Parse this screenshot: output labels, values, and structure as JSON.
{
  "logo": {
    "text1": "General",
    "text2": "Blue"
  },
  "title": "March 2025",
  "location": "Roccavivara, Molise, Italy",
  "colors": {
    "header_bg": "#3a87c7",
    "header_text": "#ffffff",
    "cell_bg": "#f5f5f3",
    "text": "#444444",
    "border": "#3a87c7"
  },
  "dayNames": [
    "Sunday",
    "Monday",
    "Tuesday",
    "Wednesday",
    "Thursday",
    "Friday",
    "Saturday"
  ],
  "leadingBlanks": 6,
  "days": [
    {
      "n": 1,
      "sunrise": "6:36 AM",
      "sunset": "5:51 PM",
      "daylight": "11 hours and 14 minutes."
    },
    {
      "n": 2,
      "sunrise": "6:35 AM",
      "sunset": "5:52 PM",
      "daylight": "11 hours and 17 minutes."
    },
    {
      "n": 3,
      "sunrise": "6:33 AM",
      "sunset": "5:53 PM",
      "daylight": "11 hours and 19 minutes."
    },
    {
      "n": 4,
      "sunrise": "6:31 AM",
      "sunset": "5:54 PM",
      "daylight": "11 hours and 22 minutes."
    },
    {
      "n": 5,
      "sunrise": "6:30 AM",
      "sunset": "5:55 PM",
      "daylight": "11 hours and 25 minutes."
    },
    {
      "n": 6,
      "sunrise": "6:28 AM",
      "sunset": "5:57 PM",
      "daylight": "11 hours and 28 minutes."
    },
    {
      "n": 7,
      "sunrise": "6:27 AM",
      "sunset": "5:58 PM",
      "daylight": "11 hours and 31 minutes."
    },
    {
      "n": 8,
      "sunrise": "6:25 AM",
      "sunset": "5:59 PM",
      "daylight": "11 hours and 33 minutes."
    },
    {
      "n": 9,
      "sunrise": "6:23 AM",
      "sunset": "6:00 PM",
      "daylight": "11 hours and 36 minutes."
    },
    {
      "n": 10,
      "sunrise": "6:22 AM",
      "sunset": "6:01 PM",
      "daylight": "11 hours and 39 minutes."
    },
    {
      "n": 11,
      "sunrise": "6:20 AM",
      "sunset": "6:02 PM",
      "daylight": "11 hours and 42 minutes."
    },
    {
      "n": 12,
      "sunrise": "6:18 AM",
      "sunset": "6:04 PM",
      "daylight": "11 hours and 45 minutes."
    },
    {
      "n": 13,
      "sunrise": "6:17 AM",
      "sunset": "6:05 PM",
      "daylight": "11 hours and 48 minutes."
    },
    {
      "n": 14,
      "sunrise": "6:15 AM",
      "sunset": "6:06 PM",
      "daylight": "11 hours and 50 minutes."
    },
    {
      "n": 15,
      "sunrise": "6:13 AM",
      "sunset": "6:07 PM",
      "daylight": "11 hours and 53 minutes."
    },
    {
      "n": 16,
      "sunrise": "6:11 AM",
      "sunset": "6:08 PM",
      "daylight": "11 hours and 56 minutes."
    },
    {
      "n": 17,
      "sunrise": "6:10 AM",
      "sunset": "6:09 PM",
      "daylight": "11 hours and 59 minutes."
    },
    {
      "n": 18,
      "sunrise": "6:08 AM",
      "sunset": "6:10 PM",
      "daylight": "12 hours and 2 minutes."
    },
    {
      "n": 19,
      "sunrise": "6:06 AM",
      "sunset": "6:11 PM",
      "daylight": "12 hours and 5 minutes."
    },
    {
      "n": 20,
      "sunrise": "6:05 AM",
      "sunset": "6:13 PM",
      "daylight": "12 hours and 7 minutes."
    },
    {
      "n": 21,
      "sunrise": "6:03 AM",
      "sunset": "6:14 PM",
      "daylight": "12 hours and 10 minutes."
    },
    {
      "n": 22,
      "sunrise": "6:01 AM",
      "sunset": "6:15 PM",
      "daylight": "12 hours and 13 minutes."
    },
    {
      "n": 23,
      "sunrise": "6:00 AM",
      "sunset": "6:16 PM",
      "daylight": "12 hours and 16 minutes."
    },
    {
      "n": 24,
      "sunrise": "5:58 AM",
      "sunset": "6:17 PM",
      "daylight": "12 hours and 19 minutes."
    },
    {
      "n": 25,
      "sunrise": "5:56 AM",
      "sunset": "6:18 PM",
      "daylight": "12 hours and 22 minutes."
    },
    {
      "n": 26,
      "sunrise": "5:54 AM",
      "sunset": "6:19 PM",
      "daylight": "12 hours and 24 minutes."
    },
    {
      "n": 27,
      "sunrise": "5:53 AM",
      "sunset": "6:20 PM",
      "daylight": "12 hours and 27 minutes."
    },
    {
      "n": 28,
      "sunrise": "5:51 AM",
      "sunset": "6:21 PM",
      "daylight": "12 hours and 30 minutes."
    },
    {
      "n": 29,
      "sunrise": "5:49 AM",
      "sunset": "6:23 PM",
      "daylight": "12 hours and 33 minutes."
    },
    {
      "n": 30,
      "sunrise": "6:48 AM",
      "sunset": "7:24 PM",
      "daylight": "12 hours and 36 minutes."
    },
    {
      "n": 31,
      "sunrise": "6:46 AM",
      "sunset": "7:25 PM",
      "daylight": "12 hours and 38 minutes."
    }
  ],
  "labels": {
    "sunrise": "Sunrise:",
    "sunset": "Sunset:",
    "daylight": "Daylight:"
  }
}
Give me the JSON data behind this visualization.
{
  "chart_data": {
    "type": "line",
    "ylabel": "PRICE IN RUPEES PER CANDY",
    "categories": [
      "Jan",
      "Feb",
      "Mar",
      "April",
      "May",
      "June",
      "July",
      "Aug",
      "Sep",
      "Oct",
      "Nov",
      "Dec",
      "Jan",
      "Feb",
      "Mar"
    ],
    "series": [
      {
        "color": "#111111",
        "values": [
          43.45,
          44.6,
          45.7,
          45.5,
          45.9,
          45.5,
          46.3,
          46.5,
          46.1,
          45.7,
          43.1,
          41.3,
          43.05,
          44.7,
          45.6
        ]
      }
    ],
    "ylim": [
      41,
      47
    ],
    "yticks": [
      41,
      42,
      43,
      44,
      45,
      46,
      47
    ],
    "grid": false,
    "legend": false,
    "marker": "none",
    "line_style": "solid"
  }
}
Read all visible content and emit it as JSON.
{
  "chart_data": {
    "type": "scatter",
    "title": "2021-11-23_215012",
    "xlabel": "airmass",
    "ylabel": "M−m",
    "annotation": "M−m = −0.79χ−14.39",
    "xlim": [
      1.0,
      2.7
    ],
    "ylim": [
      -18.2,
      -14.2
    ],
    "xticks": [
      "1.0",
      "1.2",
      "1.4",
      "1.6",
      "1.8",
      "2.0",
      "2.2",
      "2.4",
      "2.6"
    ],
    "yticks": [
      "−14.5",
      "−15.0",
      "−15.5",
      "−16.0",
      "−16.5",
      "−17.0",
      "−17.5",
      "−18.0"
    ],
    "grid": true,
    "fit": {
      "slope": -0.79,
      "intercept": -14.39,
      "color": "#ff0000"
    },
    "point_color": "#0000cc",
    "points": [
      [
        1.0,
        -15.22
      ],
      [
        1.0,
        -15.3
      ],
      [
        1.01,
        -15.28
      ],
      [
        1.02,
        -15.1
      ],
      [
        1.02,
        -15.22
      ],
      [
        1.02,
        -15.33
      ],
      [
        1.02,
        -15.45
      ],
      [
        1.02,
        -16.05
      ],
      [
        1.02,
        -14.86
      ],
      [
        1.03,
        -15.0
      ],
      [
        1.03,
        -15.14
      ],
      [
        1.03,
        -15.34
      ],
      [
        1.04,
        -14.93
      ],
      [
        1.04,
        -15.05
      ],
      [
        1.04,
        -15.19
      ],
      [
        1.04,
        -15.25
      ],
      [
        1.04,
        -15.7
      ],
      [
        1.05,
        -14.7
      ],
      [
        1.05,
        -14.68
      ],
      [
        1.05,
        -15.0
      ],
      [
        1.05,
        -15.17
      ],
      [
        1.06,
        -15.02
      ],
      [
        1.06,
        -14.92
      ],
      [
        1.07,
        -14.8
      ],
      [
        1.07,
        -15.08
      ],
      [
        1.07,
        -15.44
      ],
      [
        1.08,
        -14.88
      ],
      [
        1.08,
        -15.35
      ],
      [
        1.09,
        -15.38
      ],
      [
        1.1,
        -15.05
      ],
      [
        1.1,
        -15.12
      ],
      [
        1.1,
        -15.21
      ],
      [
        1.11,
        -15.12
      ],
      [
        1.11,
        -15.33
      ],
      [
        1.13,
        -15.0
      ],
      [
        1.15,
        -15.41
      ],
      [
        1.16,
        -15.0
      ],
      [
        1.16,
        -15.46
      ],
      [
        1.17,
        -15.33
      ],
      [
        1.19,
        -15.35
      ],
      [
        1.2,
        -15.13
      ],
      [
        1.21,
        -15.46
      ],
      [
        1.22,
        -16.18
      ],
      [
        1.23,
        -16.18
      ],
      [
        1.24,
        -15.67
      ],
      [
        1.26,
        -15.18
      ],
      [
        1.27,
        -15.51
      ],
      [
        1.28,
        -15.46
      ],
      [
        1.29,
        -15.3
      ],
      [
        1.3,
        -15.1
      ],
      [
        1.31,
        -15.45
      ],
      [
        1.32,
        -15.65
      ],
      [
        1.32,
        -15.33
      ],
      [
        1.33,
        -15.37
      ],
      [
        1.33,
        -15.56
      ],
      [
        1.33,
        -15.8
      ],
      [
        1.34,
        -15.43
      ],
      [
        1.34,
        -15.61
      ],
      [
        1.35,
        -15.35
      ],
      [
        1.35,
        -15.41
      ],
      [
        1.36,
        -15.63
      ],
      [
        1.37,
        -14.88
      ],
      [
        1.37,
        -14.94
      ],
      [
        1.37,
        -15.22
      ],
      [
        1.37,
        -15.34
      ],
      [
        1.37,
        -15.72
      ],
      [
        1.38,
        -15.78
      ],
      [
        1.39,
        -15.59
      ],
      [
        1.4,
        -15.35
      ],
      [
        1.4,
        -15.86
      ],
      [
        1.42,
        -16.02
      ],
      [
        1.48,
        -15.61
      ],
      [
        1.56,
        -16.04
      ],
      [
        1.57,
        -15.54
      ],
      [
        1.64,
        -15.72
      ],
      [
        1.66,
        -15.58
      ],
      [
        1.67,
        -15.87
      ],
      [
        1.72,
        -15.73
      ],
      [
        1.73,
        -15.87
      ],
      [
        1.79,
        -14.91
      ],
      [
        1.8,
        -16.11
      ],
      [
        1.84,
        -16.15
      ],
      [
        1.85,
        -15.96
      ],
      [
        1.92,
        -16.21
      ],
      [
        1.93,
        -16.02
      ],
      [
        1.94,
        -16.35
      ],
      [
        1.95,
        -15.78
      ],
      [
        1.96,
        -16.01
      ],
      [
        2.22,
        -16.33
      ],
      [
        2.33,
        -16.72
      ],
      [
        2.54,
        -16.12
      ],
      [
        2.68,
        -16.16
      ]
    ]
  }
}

——————

**Directions:**
Look for "labels" and pull out every line that has it.

**Exercise result:**
Parse this screenshot: output labels, values, and structure as JSON.
  "labels": {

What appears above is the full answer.